**TASK OBJECTIVE**
Identify the lines that contain the string "системы", then copy each of them.

**** INPUT RECORDS ****

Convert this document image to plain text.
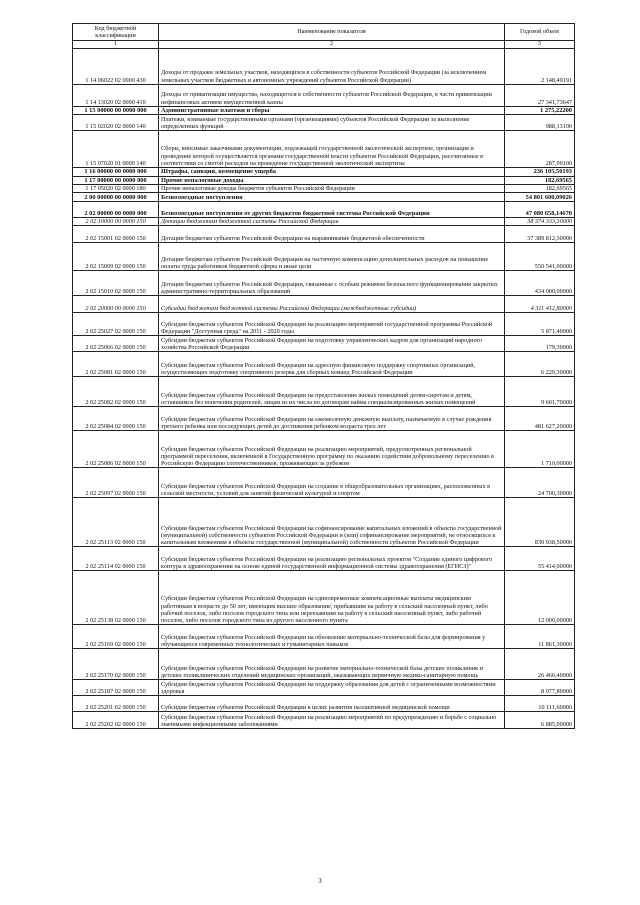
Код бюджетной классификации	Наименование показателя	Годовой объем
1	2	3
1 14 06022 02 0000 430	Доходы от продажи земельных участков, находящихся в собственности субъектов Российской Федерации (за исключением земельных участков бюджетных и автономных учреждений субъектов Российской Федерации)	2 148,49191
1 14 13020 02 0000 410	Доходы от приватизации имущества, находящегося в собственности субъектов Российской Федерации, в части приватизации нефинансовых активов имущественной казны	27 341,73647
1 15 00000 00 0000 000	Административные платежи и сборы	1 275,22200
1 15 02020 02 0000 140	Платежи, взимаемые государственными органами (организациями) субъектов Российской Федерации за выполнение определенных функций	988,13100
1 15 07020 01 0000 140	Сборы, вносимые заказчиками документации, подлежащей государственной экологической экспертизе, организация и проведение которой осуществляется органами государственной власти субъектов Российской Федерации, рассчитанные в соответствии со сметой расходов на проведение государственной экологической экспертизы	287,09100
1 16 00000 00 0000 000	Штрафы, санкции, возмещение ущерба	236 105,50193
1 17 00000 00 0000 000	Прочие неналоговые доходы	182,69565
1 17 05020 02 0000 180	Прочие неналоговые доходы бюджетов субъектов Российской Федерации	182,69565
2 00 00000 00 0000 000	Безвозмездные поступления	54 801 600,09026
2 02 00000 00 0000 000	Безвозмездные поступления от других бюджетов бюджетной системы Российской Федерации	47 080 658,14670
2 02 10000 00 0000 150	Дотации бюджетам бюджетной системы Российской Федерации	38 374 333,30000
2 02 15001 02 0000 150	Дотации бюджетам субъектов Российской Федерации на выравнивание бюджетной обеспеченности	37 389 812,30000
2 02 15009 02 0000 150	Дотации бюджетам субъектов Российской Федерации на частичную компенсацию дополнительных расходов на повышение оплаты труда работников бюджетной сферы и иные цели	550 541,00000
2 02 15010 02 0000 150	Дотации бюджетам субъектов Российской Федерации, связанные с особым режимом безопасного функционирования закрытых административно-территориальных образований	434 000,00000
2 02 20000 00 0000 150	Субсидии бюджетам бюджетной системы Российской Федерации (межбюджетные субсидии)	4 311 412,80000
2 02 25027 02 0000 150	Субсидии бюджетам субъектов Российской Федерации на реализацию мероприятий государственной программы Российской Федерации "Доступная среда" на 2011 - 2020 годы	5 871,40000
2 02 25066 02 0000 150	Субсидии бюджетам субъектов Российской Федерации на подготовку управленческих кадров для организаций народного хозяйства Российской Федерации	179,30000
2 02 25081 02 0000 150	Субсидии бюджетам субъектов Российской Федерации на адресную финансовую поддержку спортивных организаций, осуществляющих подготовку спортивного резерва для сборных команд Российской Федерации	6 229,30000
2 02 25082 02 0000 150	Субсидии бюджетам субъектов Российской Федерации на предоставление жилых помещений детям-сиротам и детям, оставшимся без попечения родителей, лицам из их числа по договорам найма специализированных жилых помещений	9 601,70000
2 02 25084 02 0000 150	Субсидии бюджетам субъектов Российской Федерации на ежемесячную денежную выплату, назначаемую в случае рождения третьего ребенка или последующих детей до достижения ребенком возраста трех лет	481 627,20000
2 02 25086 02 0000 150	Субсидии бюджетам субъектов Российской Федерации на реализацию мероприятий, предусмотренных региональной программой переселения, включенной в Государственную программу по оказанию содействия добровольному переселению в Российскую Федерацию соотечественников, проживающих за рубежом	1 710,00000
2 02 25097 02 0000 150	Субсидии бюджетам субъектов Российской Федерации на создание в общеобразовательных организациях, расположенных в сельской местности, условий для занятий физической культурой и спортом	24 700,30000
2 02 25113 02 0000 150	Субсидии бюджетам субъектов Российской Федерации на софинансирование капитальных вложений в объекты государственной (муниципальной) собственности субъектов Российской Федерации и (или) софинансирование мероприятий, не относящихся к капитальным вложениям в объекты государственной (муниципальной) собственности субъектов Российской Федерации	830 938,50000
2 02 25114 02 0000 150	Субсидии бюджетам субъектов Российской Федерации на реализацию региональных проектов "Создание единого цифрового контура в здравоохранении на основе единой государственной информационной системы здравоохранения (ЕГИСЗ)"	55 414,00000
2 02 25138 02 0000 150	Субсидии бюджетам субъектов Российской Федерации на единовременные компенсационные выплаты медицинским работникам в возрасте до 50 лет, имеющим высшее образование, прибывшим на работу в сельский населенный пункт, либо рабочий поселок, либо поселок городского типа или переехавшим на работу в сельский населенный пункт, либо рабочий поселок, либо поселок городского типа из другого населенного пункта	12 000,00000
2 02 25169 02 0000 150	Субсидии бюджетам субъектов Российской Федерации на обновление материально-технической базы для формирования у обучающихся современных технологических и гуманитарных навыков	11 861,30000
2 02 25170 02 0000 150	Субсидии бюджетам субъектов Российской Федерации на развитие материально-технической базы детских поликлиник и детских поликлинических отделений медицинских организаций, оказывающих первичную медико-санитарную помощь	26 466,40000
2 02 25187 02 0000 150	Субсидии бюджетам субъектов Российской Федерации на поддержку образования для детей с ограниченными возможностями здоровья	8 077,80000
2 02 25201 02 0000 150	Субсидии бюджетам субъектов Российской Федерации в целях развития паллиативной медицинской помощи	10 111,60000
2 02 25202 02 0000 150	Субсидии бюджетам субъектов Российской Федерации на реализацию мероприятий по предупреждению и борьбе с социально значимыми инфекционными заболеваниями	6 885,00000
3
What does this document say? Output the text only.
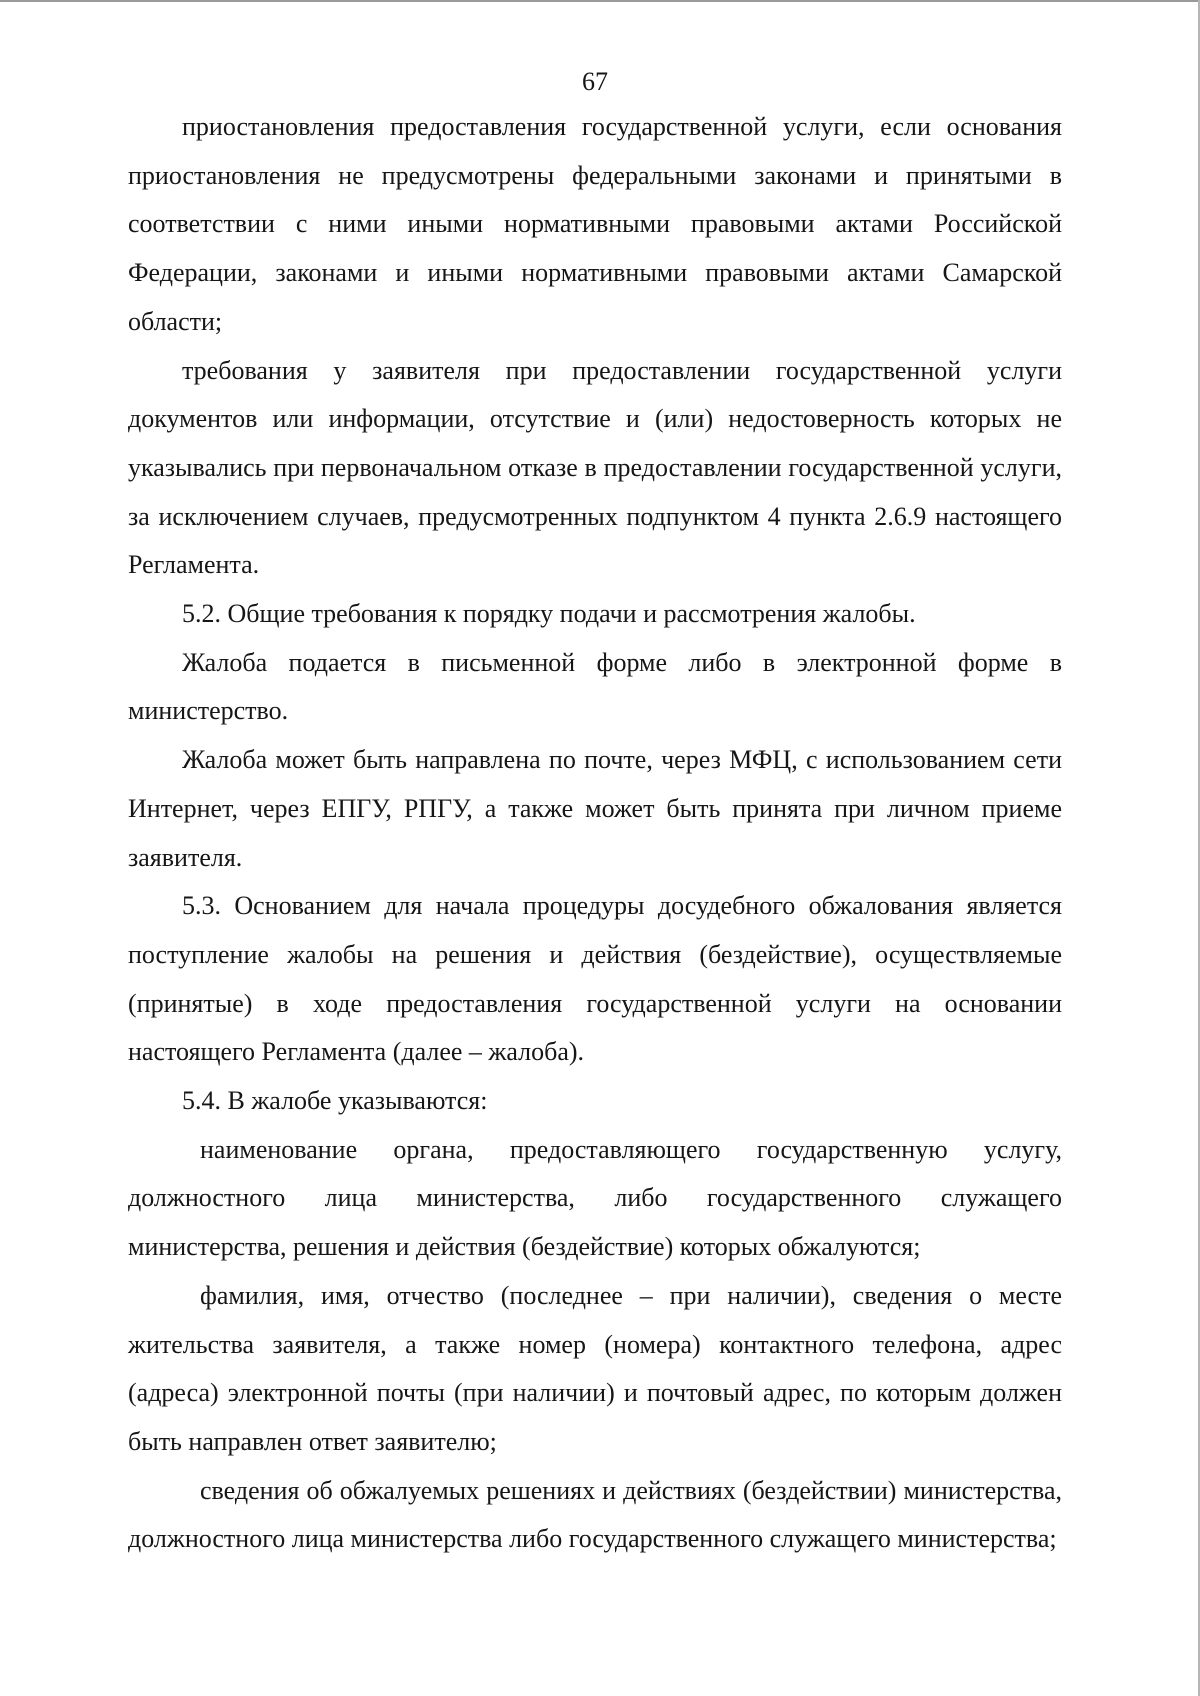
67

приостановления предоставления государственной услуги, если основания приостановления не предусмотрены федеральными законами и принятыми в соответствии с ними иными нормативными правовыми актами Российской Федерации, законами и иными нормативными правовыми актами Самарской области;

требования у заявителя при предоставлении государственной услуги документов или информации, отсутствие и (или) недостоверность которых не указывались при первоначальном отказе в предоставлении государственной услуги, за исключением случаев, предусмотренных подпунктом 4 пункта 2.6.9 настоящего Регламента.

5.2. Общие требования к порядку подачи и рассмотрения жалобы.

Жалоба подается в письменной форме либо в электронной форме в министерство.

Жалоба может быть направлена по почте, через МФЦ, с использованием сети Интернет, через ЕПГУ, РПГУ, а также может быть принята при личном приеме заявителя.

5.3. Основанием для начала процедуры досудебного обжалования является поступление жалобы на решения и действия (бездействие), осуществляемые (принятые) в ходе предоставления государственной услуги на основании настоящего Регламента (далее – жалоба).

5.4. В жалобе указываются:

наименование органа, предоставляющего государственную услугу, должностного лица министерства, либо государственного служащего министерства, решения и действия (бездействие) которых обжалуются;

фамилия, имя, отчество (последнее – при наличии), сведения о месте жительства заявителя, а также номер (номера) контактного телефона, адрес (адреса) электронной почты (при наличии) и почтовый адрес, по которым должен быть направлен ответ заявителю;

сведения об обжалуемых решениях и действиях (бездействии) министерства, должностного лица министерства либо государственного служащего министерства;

****

**EXERCISE ANSWER**
2 02 00000 00 0000 000	Безвозмездные поступления от других бюджетов бюджетной системы Российской Федерации	47 080 658,14670
2 02 10000 00 0000 150	Дотации бюджетам бюджетной системы Российской Федерации	38 374 333,30000
2 02 20000 00 0000 150	Субсидии бюджетам бюджетной системы Российской Федерации (межбюджетные субсидии)	4 311 412,80000
2 02 25114 02 0000 150	Субсидии бюджетам субъектов Российской Федерации на реализацию региональных проектов "Создание единого цифрового контура в здравоохранении на основе единой государственной информационной системы здравоохранения (ЕГИСЗ)"	55 414,00000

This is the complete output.